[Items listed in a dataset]
-- Begin --

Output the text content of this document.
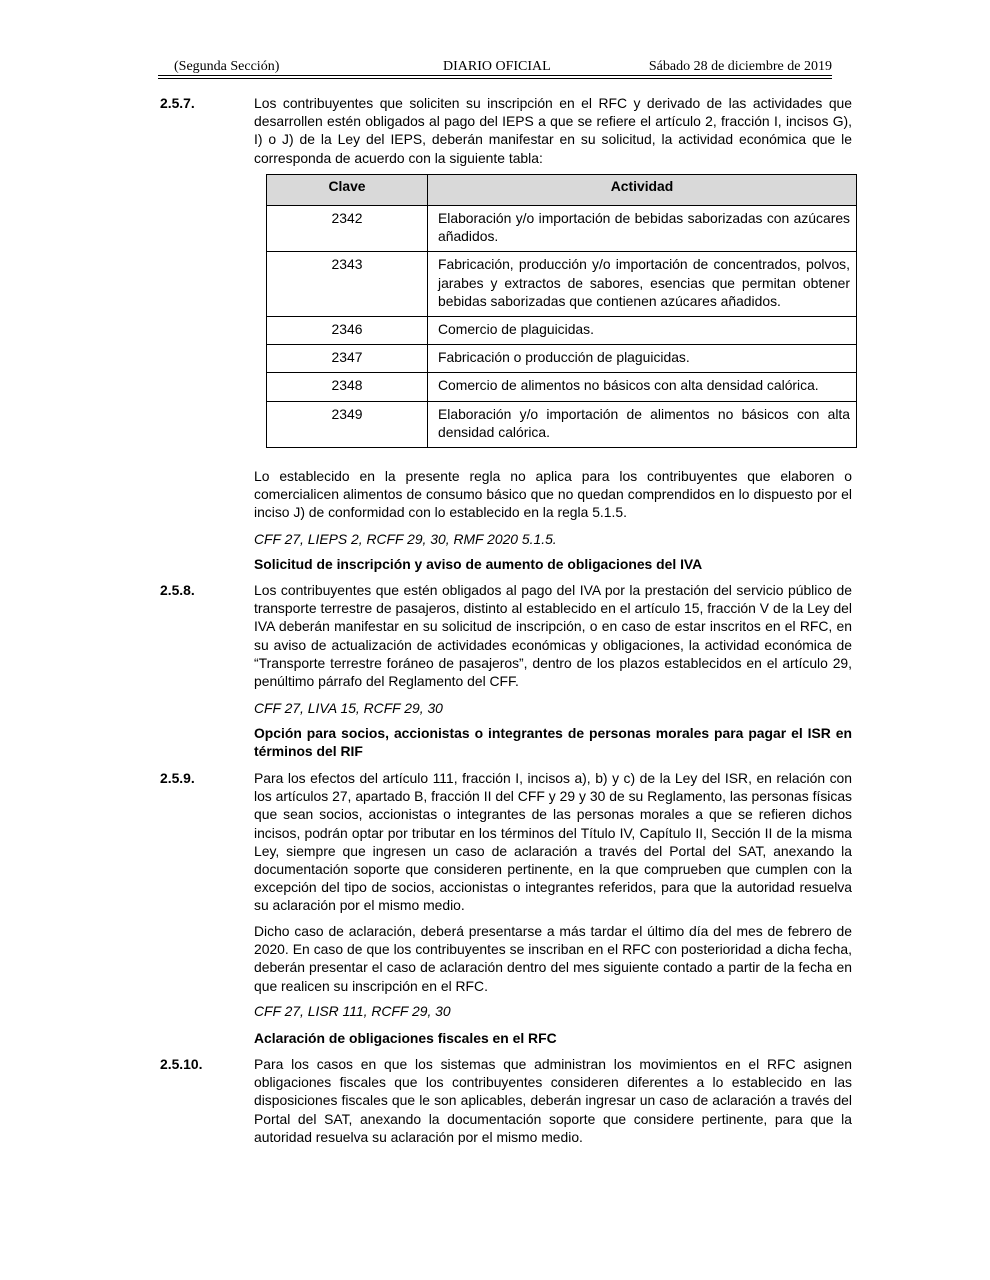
(Segunda Sección)	DIARIO OFICIAL	Sábado 28 de diciembre de 2019
2.5.7.	Los contribuyentes que soliciten su inscripción en el RFC y derivado de las actividades que desarrollen estén obligados al pago del IEPS a que se refiere el artículo 2, fracción I, incisos G), I) o J) de la Ley del IEPS, deberán manifestar en su solicitud, la actividad económica que le corresponda de acuerdo con la siguiente tabla:
Clave	Actividad
2342	Elaboración y/o importación de bebidas saborizadas con azúcares añadidos.
2343	Fabricación, producción y/o importación de concentrados, polvos, jarabes y extractos de sabores, esencias que permitan obtener bebidas saborizadas que contienen azúcares añadidos.
2346	Comercio de plaguicidas.
2347	Fabricación o producción de plaguicidas.
2348	Comercio de alimentos no básicos con alta densidad calórica.
2349	Elaboración y/o importación de alimentos no básicos con alta densidad calórica.
Lo establecido en la presente regla no aplica para los contribuyentes que elaboren o comercialicen alimentos de consumo básico que no quedan comprendidos en lo dispuesto por el inciso J) de conformidad con lo establecido en la regla 5.1.5.
CFF 27, LIEPS 2, RCFF 29, 30, RMF 2020 5.1.5.
Solicitud de inscripción y aviso de aumento de obligaciones del IVA
2.5.8.	Los contribuyentes que estén obligados al pago del IVA por la prestación del servicio público de transporte terrestre de pasajeros, distinto al establecido en el artículo 15, fracción V de la Ley del IVA deberán manifestar en su solicitud de inscripción, o en caso de estar inscritos en el RFC, en su aviso de actualización de actividades económicas y obligaciones, la actividad económica de “Transporte terrestre foráneo de pasajeros”, dentro de los plazos establecidos en el artículo 29, penúltimo párrafo del Reglamento del CFF.
CFF 27, LIVA 15, RCFF 29, 30
Opción para socios, accionistas o integrantes de personas morales para pagar el ISR en términos del RIF
2.5.9.	Para los efectos del artículo 111, fracción I, incisos a), b) y c) de la Ley del ISR, en relación con los artículos 27, apartado B, fracción II del CFF y 29 y 30 de su Reglamento, las personas físicas que sean socios, accionistas o integrantes de las personas morales a que se refieren dichos incisos, podrán optar por tributar en los términos del Título IV, Capítulo II, Sección II de la misma Ley, siempre que ingresen un caso de aclaración a través del Portal del SAT, anexando la documentación soporte que consideren pertinente, en la que comprueben que cumplen con la excepción del tipo de socios, accionistas o integrantes referidos, para que la autoridad resuelva su aclaración por el mismo medio.
Dicho caso de aclaración, deberá presentarse a más tardar el último día del mes de febrero de 2020. En caso de que los contribuyentes se inscriban en el RFC con posterioridad a dicha fecha, deberán presentar el caso de aclaración dentro del mes siguiente contado a partir de la fecha en que realicen su inscripción en el RFC.
CFF 27, LISR 111, RCFF 29, 30
Aclaración de obligaciones fiscales en el RFC
2.5.10.	Para los casos en que los sistemas que administran los movimientos en el RFC asignen obligaciones fiscales que los contribuyentes consideren diferentes a lo establecido en las disposiciones fiscales que le son aplicables, deberán ingresar un caso de aclaración a través del Portal del SAT, anexando la documentación soporte que considere pertinente, para que la autoridad resuelva su aclaración por el mismo medio.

-- End --

◆ TASK DIRECTIONS: Check each line of the listing above for the string "RCFF", then report only how many lines have it.

◆ COMPLETED EXERCISE: 3